Don't copy the pictures; return every other part of the records exactly.

Dataset items:
*-*-*
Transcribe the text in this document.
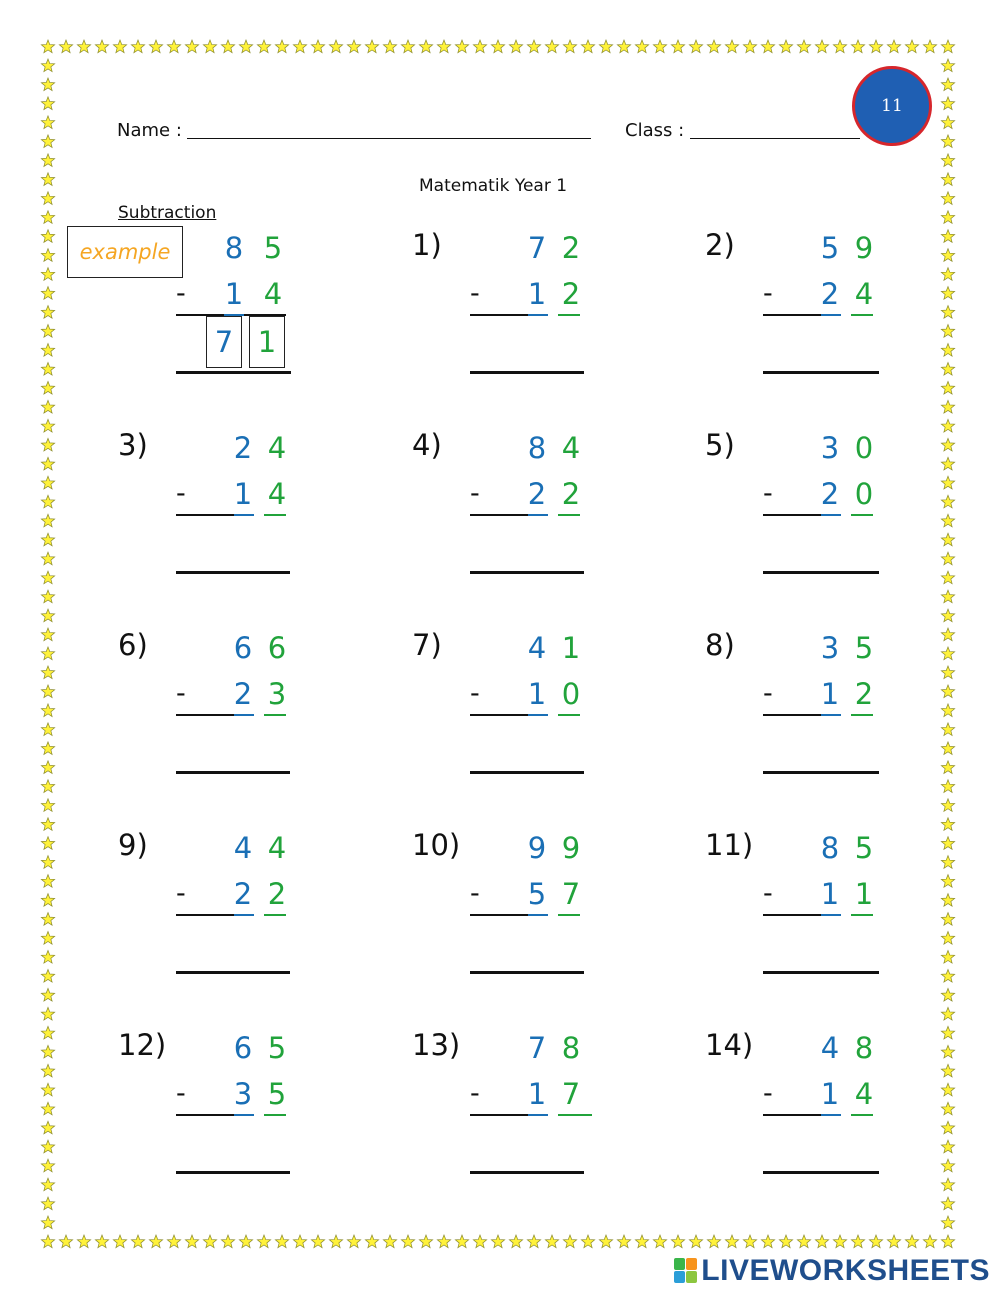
Name :	Class :
11
Matematik Year 1
Subtraction
example 8 5
- 1 4
7 1
1)	7 2
- 1 2
2)	5 9
- 2 4
3)	2 4
- 1 4
4)	8 4
- 2 2
5)	3 0
- 2 0
6)	6 6
- 2 3
7)	4 1
- 1 0
8)	3 5
- 1 2
9)	4 4
- 2 2
10) 9 9
- 5 7
11) 8 5
- 1 1
12) 6 5
- 3 5
13) 7 8
- 1 7
14) 4 8
- 1 4
LIVEWORKSHEETS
*-*-*
-- Answer --
Transcribe the text in this document.
Name :	Class :
11
Matematik Year 1
Subtraction
example 8 5
- 1 4
7 1
1)	7 2
- 1 2
2)	5 9
- 2 4
3)	2 4
- 1 4
4)	8 4
- 2 2
5)	3 0
- 2 0
6)	6 6
- 2 3
7)	4 1
- 1 0
8)	3 5
- 1 2
9)	4 4
- 2 2
10) 9 9
- 5 7
11) 8 5
- 1 1
12) 6 5
- 3 5
13) 7 8
- 1 7
14) 4 8
- 1 4
LIVEWORKSHEETS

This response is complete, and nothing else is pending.